** start **

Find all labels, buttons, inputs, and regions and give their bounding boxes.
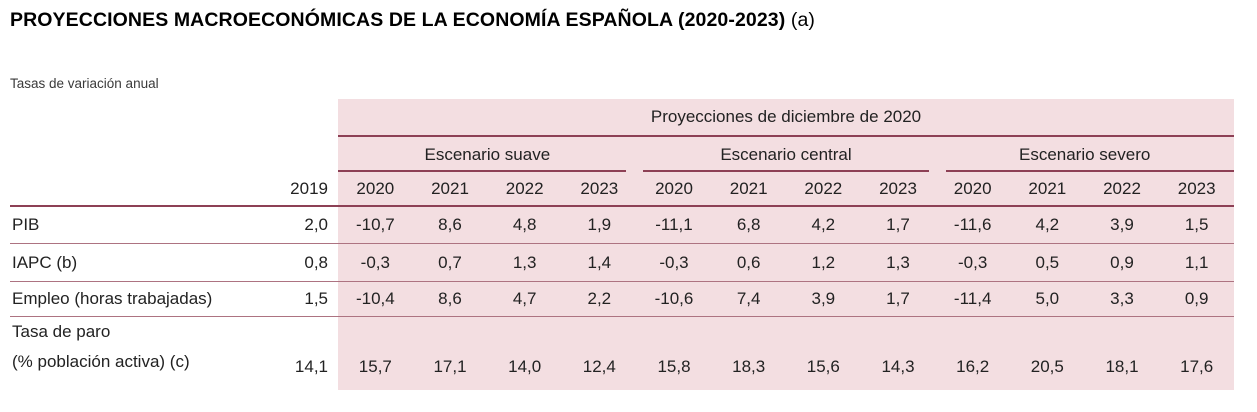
data-cell: 15,7 [338,317,413,390]
data-cell: 16,2 [935,317,1010,390]
year-header: 2020 [338,172,413,205]
data-cell: 2,2 [561,282,637,316]
data-cell: 1,3 [860,244,936,281]
row-label-line2: (% población activa) (c) [12,351,190,371]
scenario-label: Escenario severo [1018,144,1151,164]
row-label-line1: Tasa de paro [12,322,111,341]
header-spacer [10,99,338,137]
data-cell: 1,7 [860,282,936,316]
row-label: Empleo (horas trabajadas) [12,289,213,308]
data-cell: 6,8 [711,207,786,243]
data-cell: 4,8 [487,207,562,243]
row-label: Tasa de paro (% población activa) (c) [10,317,256,390]
data-cell: 0,5 [1009,244,1085,281]
data-cell: -0,3 [935,244,1010,281]
projections-table: Proyecciones de diciembre de 2020 Escena… [10,99,1234,390]
data-cell: 0,9 [1084,244,1160,281]
page-title-main: PROYECCIONES MACROECONÓMICAS DE LA ECONO… [10,9,786,31]
data-cell: 1,3 [487,244,562,281]
data-cell: -11,6 [935,207,1010,243]
header-spacer [10,137,338,172]
scenario-underline [642,170,930,172]
scenario-label: Escenario central [720,144,852,164]
scenario-underline [338,170,626,172]
data-cell: 3,9 [1084,207,1160,243]
header-spacer [10,172,256,205]
scenario-header-row: Escenario suave Escenario central Escena… [10,137,1234,172]
data-cell: 8,6 [412,207,488,243]
data-cell: -10,6 [636,282,712,316]
data-cell: 8,6 [412,282,488,316]
data-cell: 17,6 [1159,317,1234,390]
data-cell: 14,0 [487,317,562,390]
year-header: 2022 [785,172,861,205]
base-value: 14,1 [294,356,328,376]
base-value: 0,8 [304,252,328,272]
projections-header-row: Proyecciones de diciembre de 2020 [10,99,1234,137]
data-cell: 4,2 [785,207,861,243]
page-title: PROYECCIONES MACROECONÓMICAS DE LA ECONO… [10,9,815,32]
data-cell: -10,4 [338,282,413,316]
data-cell: 0,9 [1159,282,1234,316]
data-cell: 3,9 [785,282,861,316]
projections-header: Proyecciones de diciembre de 2020 [338,99,1234,137]
units-note: Tasas de variación anual [10,76,159,91]
year-header: 2023 [1159,172,1234,205]
data-cell: 1,7 [860,207,936,243]
data-cell: 4,7 [487,282,562,316]
data-cell: 15,6 [785,317,861,390]
year-header: 2023 [860,172,936,205]
base-value: 1,5 [304,289,328,308]
table-row-pib: PIB 2,0 -10,7 8,6 4,8 1,9 -11,1 6,8 4,2 … [10,207,1234,244]
data-cell: 7,4 [711,282,786,316]
row-label: PIB [12,215,40,234]
scenario-header-suave: Escenario suave [338,137,637,172]
data-cell: -0,3 [636,244,712,281]
year-header: 2023 [561,172,637,205]
year-header-row: 2019 2020 2021 2022 2023 2020 2021 2022 … [10,172,1234,207]
page-title-footnote-ref: (a) [790,9,815,31]
data-cell: -10,7 [338,207,413,243]
data-cell: -11,1 [636,207,712,243]
data-cell: -0,3 [338,244,413,281]
year-header: 2020 [935,172,1010,205]
data-cell: 17,1 [412,317,488,390]
table-row-empleo: Empleo (horas trabajadas) 1,5 -10,4 8,6 … [10,282,1234,317]
year-header: 2021 [1009,172,1085,205]
year-header: 2021 [711,172,786,205]
table-row-iapc: IAPC (b) 0,8 -0,3 0,7 1,3 1,4 -0,3 0,6 1… [10,244,1234,282]
year-header: 2020 [636,172,712,205]
base-value: 2,0 [304,215,328,234]
data-cell: 12,4 [561,317,637,390]
data-cell: 4,2 [1009,207,1085,243]
data-cell: 1,1 [1159,244,1234,281]
data-cell: 20,5 [1009,317,1085,390]
data-cell: 1,5 [1159,207,1234,243]
data-cell: 0,7 [412,244,488,281]
data-cell: 18,3 [711,317,786,390]
data-cell: 5,0 [1009,282,1085,316]
data-cell: 0,6 [711,244,786,281]
table-row-tasa-de-paro: Tasa de paro (% población activa) (c) 14… [10,317,1234,390]
row-label: IAPC (b) [12,252,78,272]
scenario-underline [946,170,1234,172]
data-cell: 1,2 [785,244,861,281]
data-cell: 15,8 [636,317,712,390]
data-cell: 3,3 [1084,282,1160,316]
year-header: 2021 [412,172,488,205]
data-cell: 14,3 [860,317,936,390]
scenario-header-severo: Escenario severo [935,137,1234,172]
scenario-header-central: Escenario central [636,137,936,172]
base-year-header: 2019 [290,178,328,198]
data-cell: 1,4 [561,244,637,281]
scenario-label: Escenario suave [424,144,551,164]
data-cell: 1,9 [561,207,637,243]
year-header: 2022 [1084,172,1160,205]
data-cell: 18,1 [1084,317,1160,390]
year-header: 2022 [487,172,562,205]
data-cell: -11,4 [935,282,1010,316]
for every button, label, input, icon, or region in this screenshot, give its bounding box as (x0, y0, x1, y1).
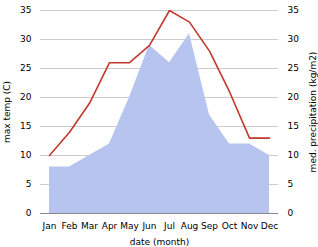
svg-text:5: 5 (26, 179, 32, 189)
svg-text:10: 10 (288, 150, 300, 160)
svg-text:5: 5 (288, 179, 294, 189)
svg-text:date (month): date (month) (130, 237, 189, 247)
svg-text:Feb: Feb (62, 221, 78, 231)
svg-text:Aug: Aug (181, 221, 199, 231)
svg-text:0: 0 (26, 208, 32, 218)
svg-text:Jul: Jul (163, 221, 175, 231)
svg-text:15: 15 (20, 121, 31, 131)
svg-text:30: 30 (20, 34, 32, 44)
svg-text:10: 10 (20, 150, 32, 160)
svg-text:0: 0 (288, 208, 294, 218)
svg-text:20: 20 (288, 92, 300, 102)
svg-text:med. precipitation (kg/m2): med. precipitation (kg/m2) (308, 52, 318, 173)
svg-text:May: May (120, 221, 139, 231)
svg-text:max temp (C): max temp (C) (2, 81, 12, 143)
svg-text:Oct: Oct (222, 221, 238, 231)
svg-text:25: 25 (20, 63, 31, 73)
svg-text:Dec: Dec (261, 221, 278, 231)
svg-text:Jan: Jan (42, 221, 57, 231)
svg-text:Jun: Jun (141, 221, 156, 231)
svg-text:15: 15 (288, 121, 299, 131)
svg-text:25: 25 (288, 63, 299, 73)
svg-text:Sep: Sep (201, 221, 218, 231)
svg-text:35: 35 (20, 5, 31, 15)
svg-text:Apr: Apr (102, 221, 118, 231)
svg-text:35: 35 (288, 5, 299, 15)
svg-text:30: 30 (288, 34, 300, 44)
svg-text:Mar: Mar (81, 221, 98, 231)
svg-text:20: 20 (20, 92, 32, 102)
svg-text:Nov: Nov (241, 221, 259, 231)
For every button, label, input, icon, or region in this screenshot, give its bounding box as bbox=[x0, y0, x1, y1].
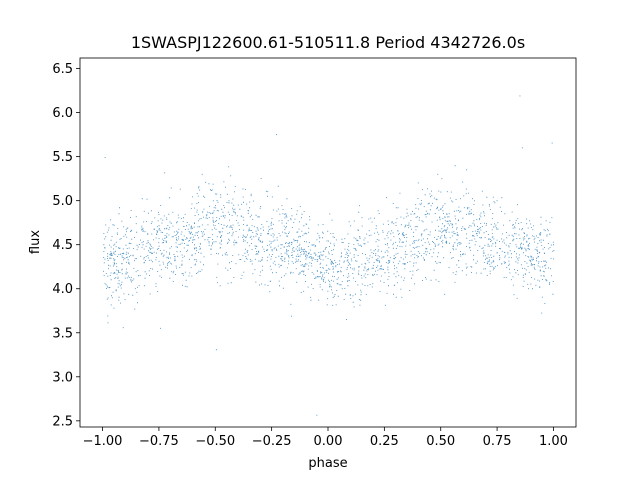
x-tick-label: 0.50 bbox=[426, 434, 455, 449]
y-tick-label: 4.5 bbox=[52, 238, 73, 253]
x-tick-label: −0.50 bbox=[195, 434, 235, 449]
y-tick-label: 6.5 bbox=[52, 62, 73, 77]
y-tick-label: 6.0 bbox=[52, 106, 73, 121]
x-tick-label: 0.75 bbox=[483, 434, 512, 449]
chart-title: 1SWASPJ122600.61-510511.8 Period 4342726… bbox=[131, 33, 525, 52]
x-axis: −1.00 −0.75 −0.50 −0.25 0.00 0.25 0.50 0.75 1.00 bbox=[83, 427, 568, 449]
x-tick-label: −0.25 bbox=[252, 434, 292, 449]
y-axis: 2.5 3.0 3.5 4.0 4.5 5.0 5.5 6.0 6.5 bbox=[52, 62, 80, 429]
x-tick-label: −1.00 bbox=[83, 434, 123, 449]
y-tick-label: 2.5 bbox=[52, 414, 73, 429]
x-tick-label: 0.00 bbox=[314, 434, 343, 449]
y-tick-label: 5.5 bbox=[52, 150, 73, 165]
y-tick-label: 5.0 bbox=[52, 194, 73, 209]
x-tick-label: −0.75 bbox=[139, 434, 179, 449]
x-tick-label: 1.00 bbox=[539, 434, 568, 449]
y-tick-label: 3.0 bbox=[52, 370, 73, 385]
y-axis-label: flux bbox=[28, 230, 43, 254]
y-tick-label: 3.5 bbox=[52, 326, 73, 341]
y-tick-label: 4.0 bbox=[52, 282, 73, 297]
x-axis-label: phase bbox=[308, 456, 347, 471]
plot-area bbox=[80, 58, 576, 427]
x-tick-label: 0.25 bbox=[370, 434, 399, 449]
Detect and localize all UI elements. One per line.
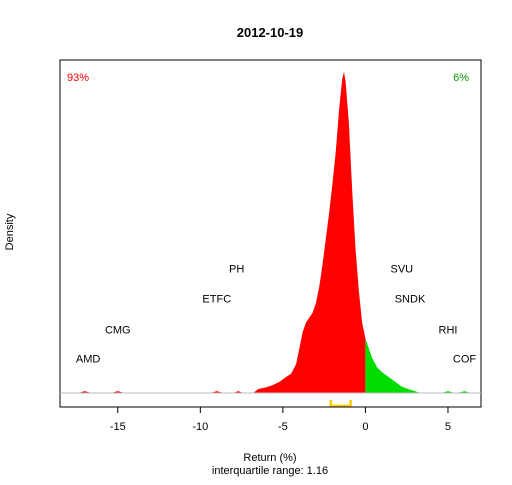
ticker-label: AMD	[76, 354, 101, 366]
ticker-label: CMG	[105, 325, 131, 337]
x-axis-label: Return (%)	[243, 452, 296, 464]
x-tick-label: 5	[445, 421, 451, 433]
ticker-label: RHI	[439, 325, 458, 337]
iqr-caption: interquartile range: 1.16	[212, 465, 328, 477]
density-area-negative	[78, 72, 366, 393]
plot-area: AMD CMG ETFC PH SVU SNDK RHI COF	[59, 59, 482, 408]
ticker-label: SVU	[390, 264, 413, 276]
density-area-positive	[365, 338, 472, 393]
ticker-label: PH	[229, 264, 244, 276]
x-tick-label: -15	[110, 421, 126, 433]
plot-frame	[59, 59, 482, 408]
x-tick-label: -5	[278, 421, 288, 433]
positive-percent-label: 6%	[453, 72, 469, 84]
x-axis: -15 -10 -5 0 5	[110, 406, 451, 433]
ticker-label: ETFC	[202, 294, 231, 306]
y-axis-label: Density	[4, 213, 16, 250]
ticker-label: SNDK	[395, 294, 426, 306]
chart-title: 2012-10-19	[237, 25, 304, 40]
x-tick-label: -10	[192, 421, 208, 433]
x-tick-label: 0	[362, 421, 368, 433]
negative-percent-label: 93%	[67, 72, 89, 84]
ticker-label: COF	[453, 354, 477, 366]
iqr-bracket	[329, 400, 352, 408]
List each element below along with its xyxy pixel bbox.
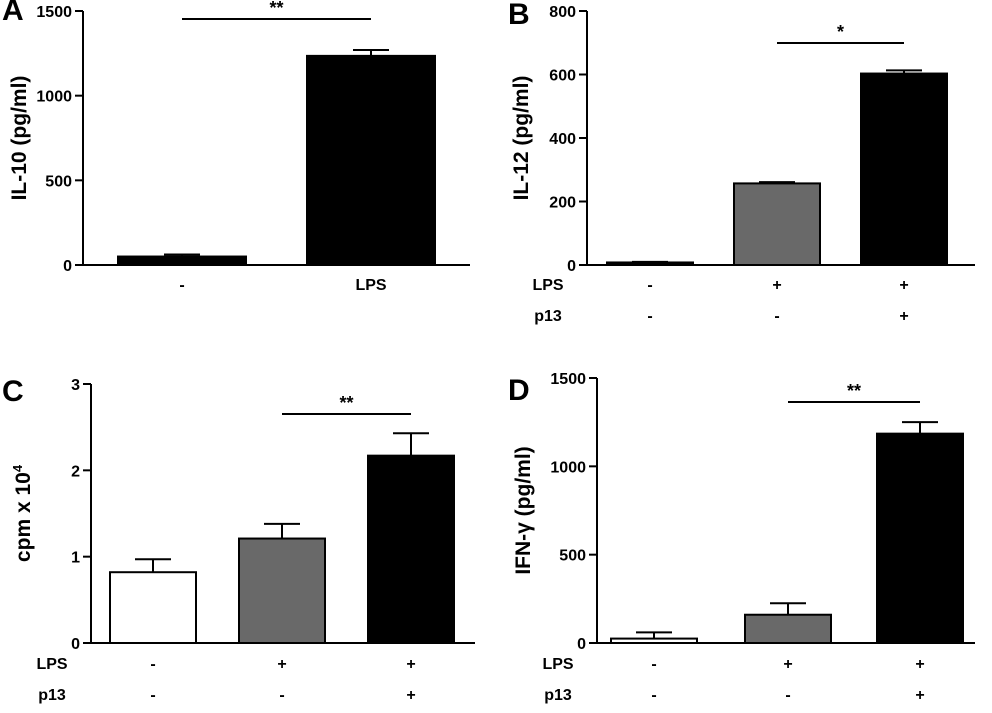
condition-value: - bbox=[150, 687, 155, 704]
condition-value: LPS bbox=[355, 277, 386, 294]
condition-row-label: LPS bbox=[532, 277, 563, 294]
y-tick-label: 1000 bbox=[550, 459, 586, 476]
condition-row-label: p13 bbox=[534, 308, 562, 325]
y-tick-label: 0 bbox=[577, 636, 586, 653]
condition-row-label: LPS bbox=[542, 656, 573, 673]
y-tick-label: 1500 bbox=[36, 4, 72, 21]
y-tick-label: 0 bbox=[71, 636, 80, 653]
condition-value: - bbox=[647, 277, 652, 294]
y-tick-label: 500 bbox=[559, 548, 586, 565]
y-tick-label: 0 bbox=[63, 258, 72, 275]
bar bbox=[606, 261, 694, 266]
condition-value: + bbox=[899, 308, 908, 325]
y-axis-label-text: cpm x 10 bbox=[12, 472, 35, 562]
bar bbox=[744, 613, 832, 645]
y-tick-label: 1000 bbox=[36, 89, 72, 106]
condition-value: + bbox=[772, 277, 781, 294]
panel-letter: C bbox=[2, 375, 24, 408]
bar bbox=[860, 72, 948, 266]
y-axis-label: cpm x 104 bbox=[10, 464, 35, 562]
condition-value: + bbox=[915, 656, 924, 673]
y-tick-label: 800 bbox=[549, 4, 576, 21]
condition-value: + bbox=[915, 687, 924, 704]
y-tick-label: 2 bbox=[71, 463, 80, 480]
y-axis-label-text: IL-12 (pg/ml) bbox=[510, 76, 533, 201]
significance-label: ** bbox=[339, 393, 353, 413]
y-axis-label-superscript: 4 bbox=[10, 464, 25, 472]
y-tick-label: 1 bbox=[71, 550, 80, 567]
bar bbox=[733, 182, 821, 266]
condition-value: + bbox=[406, 656, 415, 673]
bar bbox=[876, 432, 964, 644]
condition-value: - bbox=[179, 277, 184, 294]
bar bbox=[238, 537, 326, 645]
condition-value: - bbox=[150, 656, 155, 673]
bar bbox=[367, 454, 455, 645]
y-tick-label: 400 bbox=[549, 131, 576, 148]
y-tick-label: 500 bbox=[45, 173, 72, 190]
y-axis-label: IFN-γ (pg/ml) bbox=[512, 446, 535, 574]
y-axis-label: IL-12 (pg/ml) bbox=[510, 76, 533, 201]
y-axis-label-text: IL-10 (pg/ml) bbox=[8, 76, 31, 201]
y-tick-label: 3 bbox=[71, 377, 80, 394]
panel-a: A IL-10 (pg/ml) 0 500 1000 1500 ** - LPS bbox=[2, 0, 470, 294]
significance-label: * bbox=[837, 22, 844, 42]
condition-row-label: p13 bbox=[38, 687, 66, 704]
bar bbox=[306, 54, 436, 266]
condition-value: - bbox=[651, 656, 656, 673]
panel-d: D IFN-γ (pg/ml) 0 500 1000 1500 ** LPS - + + p13 - - + bbox=[508, 371, 975, 704]
condition-value: - bbox=[785, 687, 790, 704]
panel-letter: D bbox=[508, 374, 530, 407]
significance-label: ** bbox=[847, 381, 861, 401]
condition-value: - bbox=[279, 687, 284, 704]
panel-b: B IL-12 (pg/ml) 0 200 400 600 800 * LPS - + + p13 - - + bbox=[508, 0, 975, 325]
bar bbox=[117, 255, 247, 266]
panel-letter: A bbox=[2, 0, 24, 27]
condition-value: + bbox=[277, 656, 286, 673]
y-axis-label: IL-10 (pg/ml) bbox=[8, 76, 31, 201]
condition-row-label: p13 bbox=[544, 687, 572, 704]
condition-value: + bbox=[406, 687, 415, 704]
condition-value: + bbox=[783, 656, 792, 673]
condition-row-label: LPS bbox=[36, 656, 67, 673]
y-tick-label: 1500 bbox=[550, 371, 586, 388]
y-tick-label: 200 bbox=[549, 195, 576, 212]
significance-label: ** bbox=[269, 0, 283, 18]
condition-value: - bbox=[774, 308, 779, 325]
y-tick-label: 0 bbox=[567, 258, 576, 275]
condition-value: - bbox=[647, 308, 652, 325]
y-axis-label-text: IFN-γ (pg/ml) bbox=[512, 446, 535, 574]
condition-value: - bbox=[651, 687, 656, 704]
bar bbox=[610, 637, 698, 644]
y-tick-label: 600 bbox=[549, 68, 576, 85]
panel-letter: B bbox=[508, 0, 530, 31]
bar bbox=[109, 571, 197, 644]
condition-value: + bbox=[899, 277, 908, 294]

** end **

(CHALLENGE): Please pull out the lines of the records from the line with "svg-text:5: 5 (26, 179, 32, 189)" up to and including the line with "svg-text:Jul: Jul (163, 221, 175, 231)", copying each one unchanged.

(SOLVED PROBLEM):
svg-text:5: 5 (26, 179, 32, 189)
svg-text:10: 10 (288, 150, 300, 160)
svg-text:5: 5 (288, 179, 294, 189)
svg-text:date (month): date (month) (130, 237, 189, 247)
svg-text:Feb: Feb (62, 221, 78, 231)
svg-text:Aug: Aug (181, 221, 199, 231)
svg-text:0: 0 (26, 208, 32, 218)
svg-text:Jul: Jul (163, 221, 175, 231)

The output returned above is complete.